## MATERIAL FOR THIS TASK
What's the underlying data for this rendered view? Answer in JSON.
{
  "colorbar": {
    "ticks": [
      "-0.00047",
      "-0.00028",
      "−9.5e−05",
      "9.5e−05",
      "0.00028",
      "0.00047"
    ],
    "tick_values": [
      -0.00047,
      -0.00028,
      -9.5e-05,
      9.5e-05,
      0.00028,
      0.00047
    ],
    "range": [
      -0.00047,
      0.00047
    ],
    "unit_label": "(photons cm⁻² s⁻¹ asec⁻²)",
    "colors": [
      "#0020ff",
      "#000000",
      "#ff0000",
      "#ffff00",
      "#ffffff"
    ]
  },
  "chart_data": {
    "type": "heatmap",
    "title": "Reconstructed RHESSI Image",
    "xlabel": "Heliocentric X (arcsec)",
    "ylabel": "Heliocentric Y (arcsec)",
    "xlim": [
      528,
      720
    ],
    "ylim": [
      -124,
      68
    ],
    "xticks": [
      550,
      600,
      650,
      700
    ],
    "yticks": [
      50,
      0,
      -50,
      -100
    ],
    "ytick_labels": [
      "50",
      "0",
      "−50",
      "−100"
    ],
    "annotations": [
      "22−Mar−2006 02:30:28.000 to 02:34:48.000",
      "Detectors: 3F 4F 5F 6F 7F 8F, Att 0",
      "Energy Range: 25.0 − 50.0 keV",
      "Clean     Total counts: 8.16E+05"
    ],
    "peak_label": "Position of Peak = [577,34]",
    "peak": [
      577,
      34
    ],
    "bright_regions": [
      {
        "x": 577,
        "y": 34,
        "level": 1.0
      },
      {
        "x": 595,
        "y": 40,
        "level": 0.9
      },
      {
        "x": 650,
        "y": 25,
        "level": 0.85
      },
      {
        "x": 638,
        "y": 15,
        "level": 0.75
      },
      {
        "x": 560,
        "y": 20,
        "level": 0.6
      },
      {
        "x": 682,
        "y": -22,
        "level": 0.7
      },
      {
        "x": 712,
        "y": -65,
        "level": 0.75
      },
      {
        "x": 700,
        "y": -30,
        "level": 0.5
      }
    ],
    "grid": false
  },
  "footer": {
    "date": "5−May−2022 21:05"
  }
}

## GOAL
In the listing, find every line with the word "level" and state how many there are, nothing more.

## RESULT OF THE EXERCISE
8